Task requirements: Look through the records below, and copy out every line that holds the string "Moon".

++++ Material provided

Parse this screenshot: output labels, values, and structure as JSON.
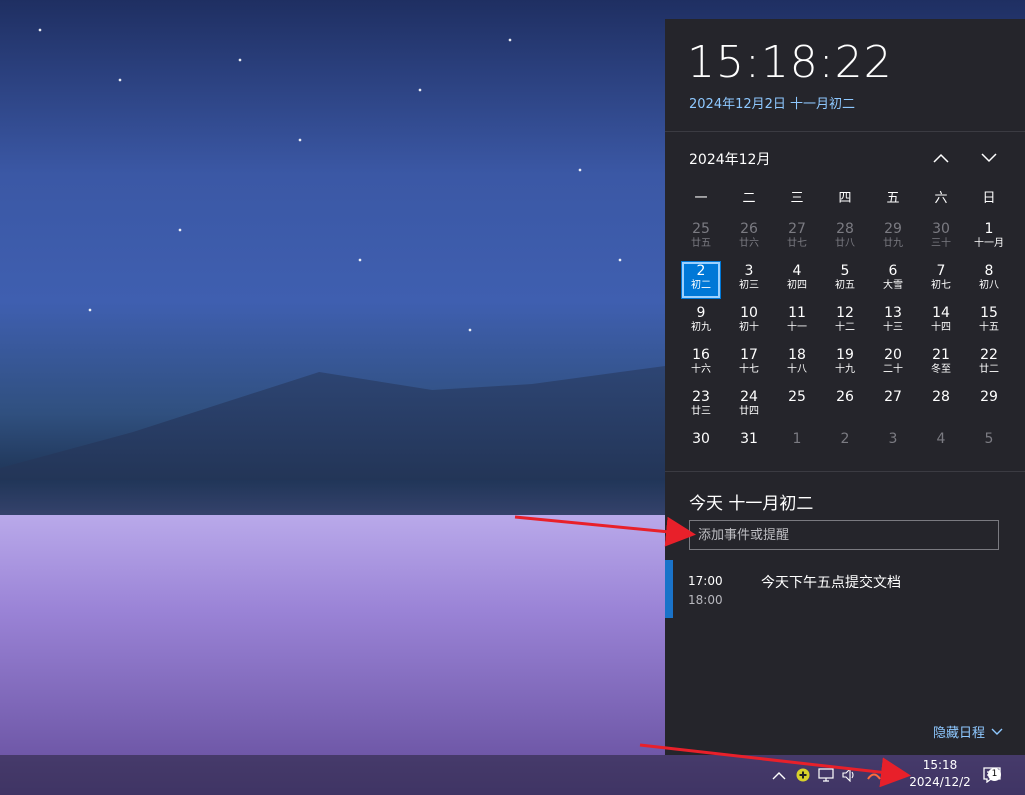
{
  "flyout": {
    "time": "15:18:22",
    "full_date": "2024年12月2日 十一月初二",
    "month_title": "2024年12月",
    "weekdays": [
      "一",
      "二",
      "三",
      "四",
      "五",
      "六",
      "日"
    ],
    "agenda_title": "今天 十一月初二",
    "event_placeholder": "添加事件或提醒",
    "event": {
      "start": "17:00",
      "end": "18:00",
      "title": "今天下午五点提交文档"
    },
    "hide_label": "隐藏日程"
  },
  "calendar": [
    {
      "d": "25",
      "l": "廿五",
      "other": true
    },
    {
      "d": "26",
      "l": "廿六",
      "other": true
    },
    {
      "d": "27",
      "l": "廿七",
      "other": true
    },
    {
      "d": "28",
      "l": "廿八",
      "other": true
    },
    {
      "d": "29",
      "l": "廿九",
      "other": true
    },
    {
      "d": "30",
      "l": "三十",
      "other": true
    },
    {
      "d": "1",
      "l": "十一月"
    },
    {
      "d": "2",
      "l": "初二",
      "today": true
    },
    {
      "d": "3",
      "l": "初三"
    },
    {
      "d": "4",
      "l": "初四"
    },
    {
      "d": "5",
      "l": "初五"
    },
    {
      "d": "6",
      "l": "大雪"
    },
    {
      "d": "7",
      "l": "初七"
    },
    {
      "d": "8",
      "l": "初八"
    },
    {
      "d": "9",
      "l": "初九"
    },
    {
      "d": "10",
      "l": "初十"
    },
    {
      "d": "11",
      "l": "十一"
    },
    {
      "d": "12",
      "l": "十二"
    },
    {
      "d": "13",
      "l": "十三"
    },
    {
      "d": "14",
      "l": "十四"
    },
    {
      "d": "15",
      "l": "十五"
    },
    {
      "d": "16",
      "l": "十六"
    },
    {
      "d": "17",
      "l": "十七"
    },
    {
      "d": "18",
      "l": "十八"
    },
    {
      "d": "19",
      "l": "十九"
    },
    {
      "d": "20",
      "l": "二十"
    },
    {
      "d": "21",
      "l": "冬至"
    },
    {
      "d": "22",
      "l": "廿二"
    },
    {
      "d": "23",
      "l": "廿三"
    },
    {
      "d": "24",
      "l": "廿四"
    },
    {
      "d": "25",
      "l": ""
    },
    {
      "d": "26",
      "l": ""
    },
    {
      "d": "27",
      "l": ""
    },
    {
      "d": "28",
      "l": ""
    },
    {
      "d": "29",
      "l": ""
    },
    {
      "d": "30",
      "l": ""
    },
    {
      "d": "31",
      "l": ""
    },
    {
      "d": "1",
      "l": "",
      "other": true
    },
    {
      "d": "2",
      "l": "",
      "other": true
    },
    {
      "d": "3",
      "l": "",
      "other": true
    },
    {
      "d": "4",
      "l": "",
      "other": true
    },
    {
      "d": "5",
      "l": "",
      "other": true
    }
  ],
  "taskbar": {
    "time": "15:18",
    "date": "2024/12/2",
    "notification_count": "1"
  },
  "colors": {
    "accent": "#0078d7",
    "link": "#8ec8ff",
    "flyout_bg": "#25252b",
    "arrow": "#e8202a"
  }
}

++++++++
++++ Material provided

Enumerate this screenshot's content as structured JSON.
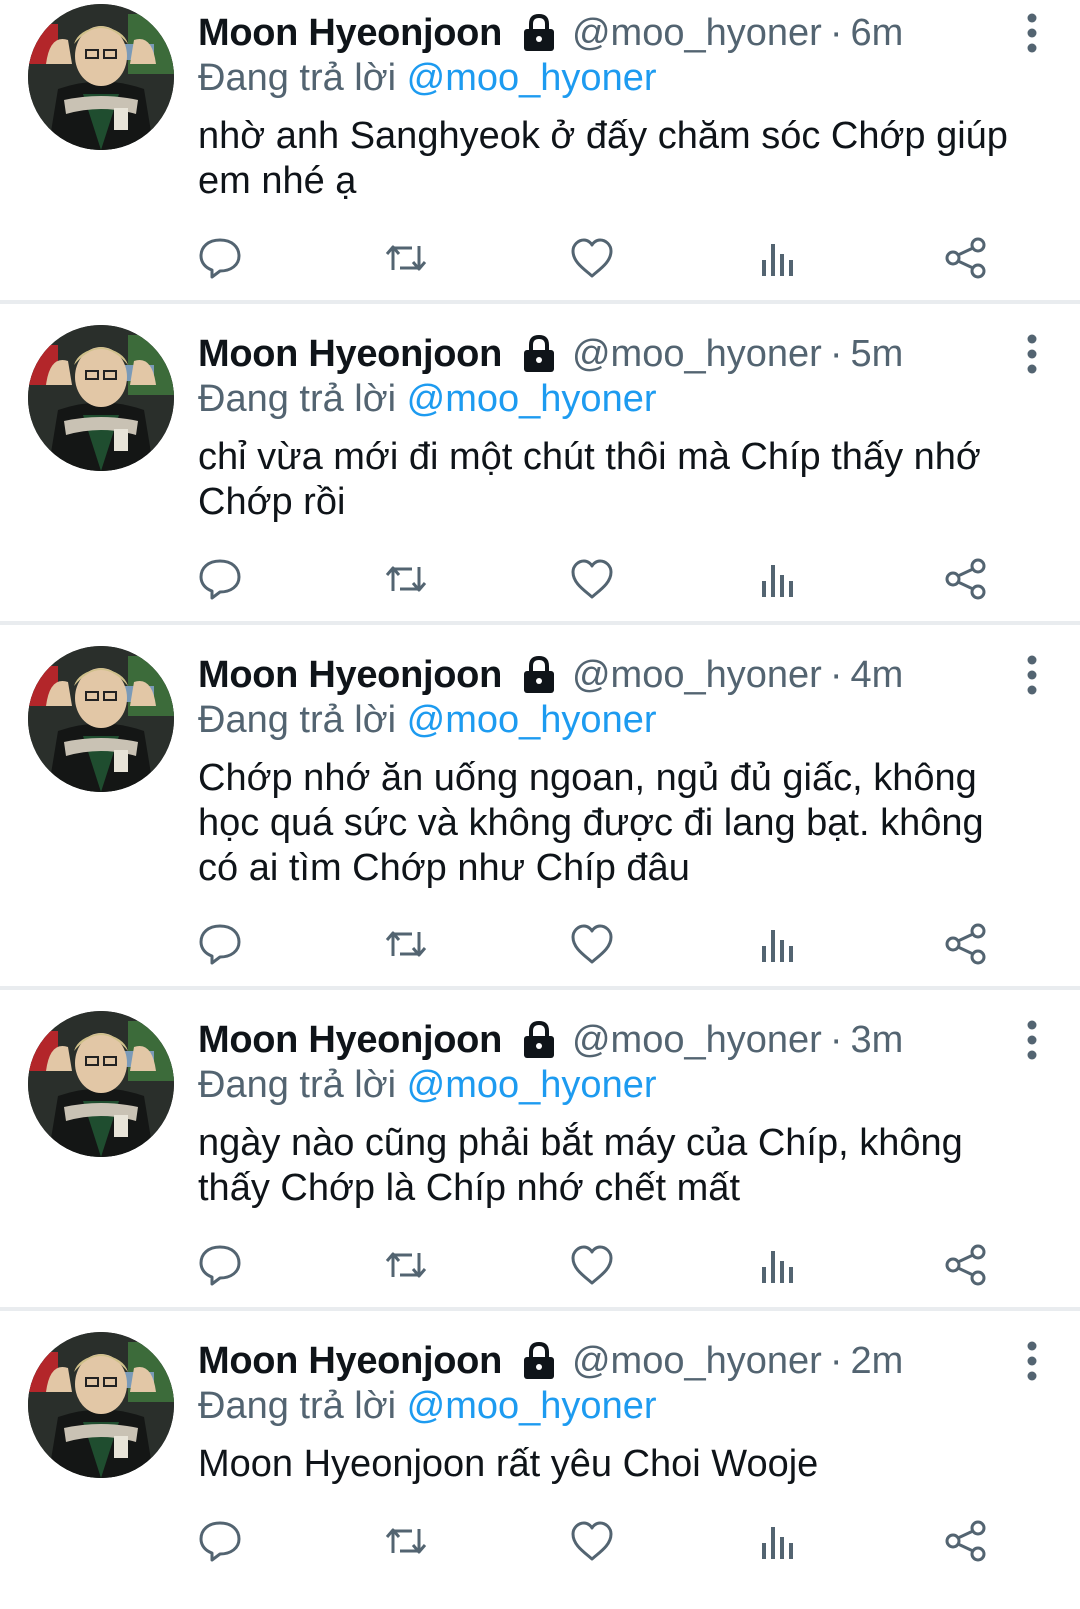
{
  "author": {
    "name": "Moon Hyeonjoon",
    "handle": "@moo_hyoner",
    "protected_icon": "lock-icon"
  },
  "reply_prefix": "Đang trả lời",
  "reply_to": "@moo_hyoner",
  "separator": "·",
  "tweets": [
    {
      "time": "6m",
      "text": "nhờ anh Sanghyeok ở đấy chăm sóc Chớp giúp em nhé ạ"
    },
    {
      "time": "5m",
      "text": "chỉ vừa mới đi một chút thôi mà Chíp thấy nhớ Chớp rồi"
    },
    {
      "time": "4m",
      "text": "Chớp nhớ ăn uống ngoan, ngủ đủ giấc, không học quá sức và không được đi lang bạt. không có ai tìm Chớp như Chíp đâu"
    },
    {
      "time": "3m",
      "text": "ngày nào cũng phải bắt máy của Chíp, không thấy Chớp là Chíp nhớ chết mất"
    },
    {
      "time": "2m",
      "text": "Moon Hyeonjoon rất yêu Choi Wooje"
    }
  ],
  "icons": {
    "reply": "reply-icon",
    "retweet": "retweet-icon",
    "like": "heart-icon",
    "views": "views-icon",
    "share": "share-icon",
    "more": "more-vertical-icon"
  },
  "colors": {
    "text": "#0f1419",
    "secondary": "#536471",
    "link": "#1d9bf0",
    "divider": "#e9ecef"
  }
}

++++++++

Answer for the task:
    "name": "Moon Hyeonjoon",
      "text": "Moon Hyeonjoon rất yêu Choi Wooje"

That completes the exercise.